[[ DATA RECORDS open ]]

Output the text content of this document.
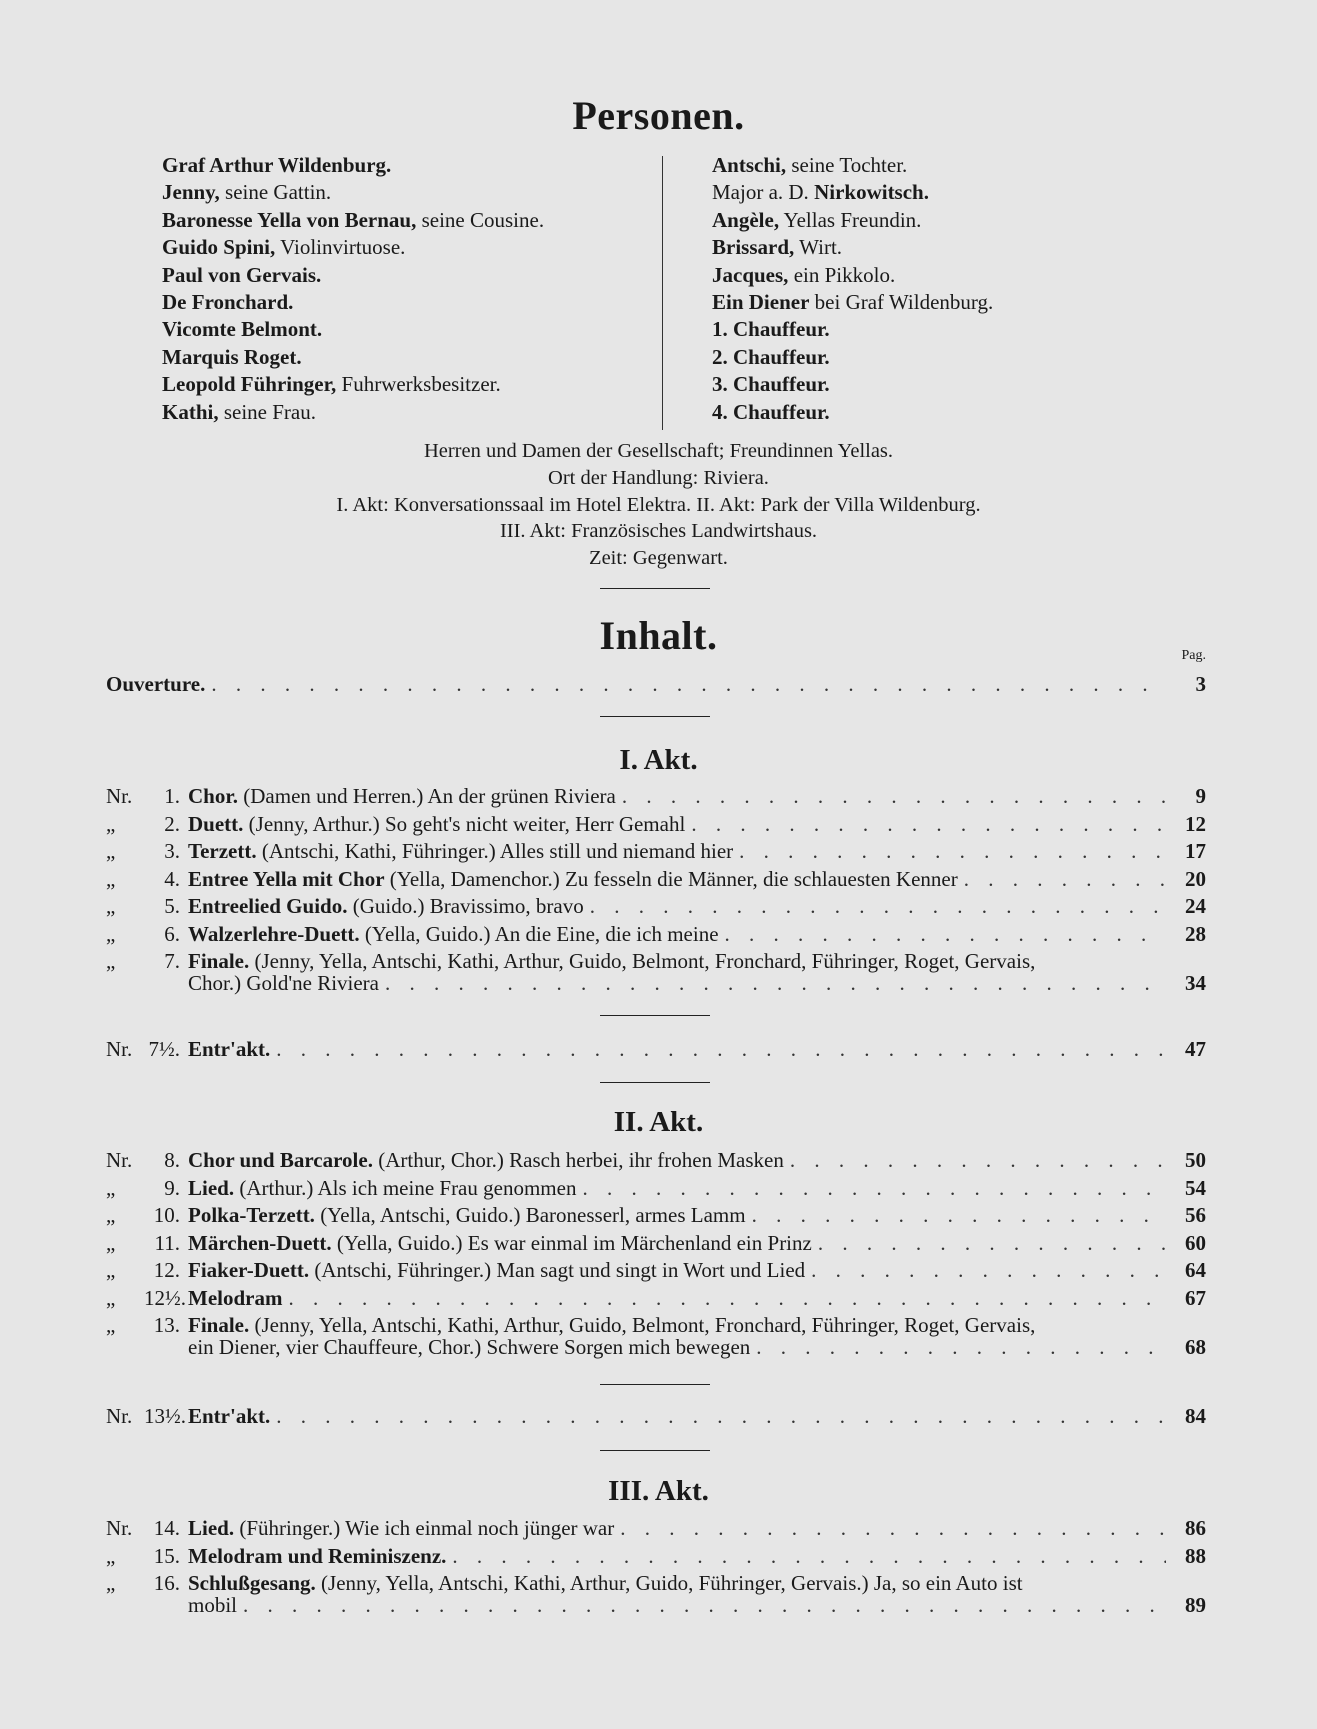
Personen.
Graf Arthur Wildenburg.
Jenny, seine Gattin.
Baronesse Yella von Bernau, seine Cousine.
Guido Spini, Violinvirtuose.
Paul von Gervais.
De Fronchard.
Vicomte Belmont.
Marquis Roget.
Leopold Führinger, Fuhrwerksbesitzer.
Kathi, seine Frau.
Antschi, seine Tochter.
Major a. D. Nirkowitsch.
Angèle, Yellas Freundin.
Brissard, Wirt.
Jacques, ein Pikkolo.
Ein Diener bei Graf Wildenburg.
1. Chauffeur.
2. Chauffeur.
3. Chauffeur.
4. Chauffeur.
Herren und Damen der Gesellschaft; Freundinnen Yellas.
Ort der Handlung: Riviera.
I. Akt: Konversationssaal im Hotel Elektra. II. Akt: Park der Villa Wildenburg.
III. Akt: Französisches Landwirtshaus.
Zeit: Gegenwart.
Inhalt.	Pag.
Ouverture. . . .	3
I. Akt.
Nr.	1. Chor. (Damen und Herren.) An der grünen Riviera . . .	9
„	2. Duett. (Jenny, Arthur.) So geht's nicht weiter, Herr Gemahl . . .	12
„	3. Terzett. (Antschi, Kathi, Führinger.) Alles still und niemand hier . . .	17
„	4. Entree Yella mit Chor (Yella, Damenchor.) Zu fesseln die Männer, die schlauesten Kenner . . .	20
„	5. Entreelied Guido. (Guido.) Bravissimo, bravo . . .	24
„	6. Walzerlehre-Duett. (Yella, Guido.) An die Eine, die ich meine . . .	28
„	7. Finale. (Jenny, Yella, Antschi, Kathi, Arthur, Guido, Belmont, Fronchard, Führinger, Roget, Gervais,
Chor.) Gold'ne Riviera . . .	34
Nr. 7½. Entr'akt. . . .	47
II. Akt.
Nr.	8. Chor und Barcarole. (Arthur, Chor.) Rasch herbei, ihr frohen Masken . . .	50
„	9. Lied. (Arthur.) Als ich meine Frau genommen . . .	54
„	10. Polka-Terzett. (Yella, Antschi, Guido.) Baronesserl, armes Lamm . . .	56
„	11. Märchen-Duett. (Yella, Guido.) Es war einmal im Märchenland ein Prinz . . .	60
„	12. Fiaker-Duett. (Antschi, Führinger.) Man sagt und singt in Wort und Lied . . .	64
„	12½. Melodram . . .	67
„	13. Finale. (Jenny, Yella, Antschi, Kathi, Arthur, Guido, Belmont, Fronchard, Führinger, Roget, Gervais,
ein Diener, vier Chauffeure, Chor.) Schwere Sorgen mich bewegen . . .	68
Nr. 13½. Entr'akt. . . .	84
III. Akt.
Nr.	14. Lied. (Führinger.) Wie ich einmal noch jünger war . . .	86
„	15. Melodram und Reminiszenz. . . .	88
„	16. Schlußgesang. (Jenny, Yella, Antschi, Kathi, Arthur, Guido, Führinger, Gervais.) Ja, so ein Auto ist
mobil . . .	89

[[ DATA RECORDS closed ]]

- _GOAL OF THE EXERCISE_:
An exact transcript of the listing is needed, free of pictures.

- _YOUR SOLUTION_:
Output the text content of this document.
Personen.
Graf Arthur Wildenburg.
Jenny, seine Gattin.
Baronesse Yella von Bernau, seine Cousine.
Guido Spini, Violinvirtuose.
Paul von Gervais.
De Fronchard.
Vicomte Belmont.
Marquis Roget.
Leopold Führinger, Fuhrwerksbesitzer.
Kathi, seine Frau.
Antschi, seine Tochter.
Major a. D. Nirkowitsch.
Angèle, Yellas Freundin.
Brissard, Wirt.
Jacques, ein Pikkolo.
Ein Diener bei Graf Wildenburg.
1. Chauffeur.
2. Chauffeur.
3. Chauffeur.
4. Chauffeur.
Herren und Damen der Gesellschaft; Freundinnen Yellas.
Ort der Handlung: Riviera.
I. Akt: Konversationssaal im Hotel Elektra. II. Akt: Park der Villa Wildenburg.
III. Akt: Französisches Landwirtshaus.
Zeit: Gegenwart.
Inhalt.	Pag.
Ouverture. . . .	3
I. Akt.
Nr.	1. Chor. (Damen und Herren.) An der grünen Riviera . . .	9
„	2. Duett. (Jenny, Arthur.) So geht's nicht weiter, Herr Gemahl . . .	12
„	3. Terzett. (Antschi, Kathi, Führinger.) Alles still und niemand hier . . .	17
„	4. Entree Yella mit Chor (Yella, Damenchor.) Zu fesseln die Männer, die schlauesten Kenner . . .	20
„	5. Entreelied Guido. (Guido.) Bravissimo, bravo . . .	24
„	6. Walzerlehre-Duett. (Yella, Guido.) An die Eine, die ich meine . . .	28
„	7. Finale. (Jenny, Yella, Antschi, Kathi, Arthur, Guido, Belmont, Fronchard, Führinger, Roget, Gervais,
Chor.) Gold'ne Riviera . . .	34
Nr. 7½. Entr'akt. . . .	47
II. Akt.
Nr.	8. Chor und Barcarole. (Arthur, Chor.) Rasch herbei, ihr frohen Masken . . .	50
„	9. Lied. (Arthur.) Als ich meine Frau genommen . . .	54
„	10. Polka-Terzett. (Yella, Antschi, Guido.) Baronesserl, armes Lamm . . .	56
„	11. Märchen-Duett. (Yella, Guido.) Es war einmal im Märchenland ein Prinz . . .	60
„	12. Fiaker-Duett. (Antschi, Führinger.) Man sagt und singt in Wort und Lied . . .	64
„	12½. Melodram . . .	67
„	13. Finale. (Jenny, Yella, Antschi, Kathi, Arthur, Guido, Belmont, Fronchard, Führinger, Roget, Gervais,
ein Diener, vier Chauffeure, Chor.) Schwere Sorgen mich bewegen . . .	68
Nr. 13½. Entr'akt. . . .	84
III. Akt.
Nr.	14. Lied. (Führinger.) Wie ich einmal noch jünger war . . .	86
„	15. Melodram und Reminiszenz. . . .	88
„	16. Schlußgesang. (Jenny, Yella, Antschi, Kathi, Arthur, Guido, Führinger, Gervais.) Ja, so ein Auto ist
mobil . . .	89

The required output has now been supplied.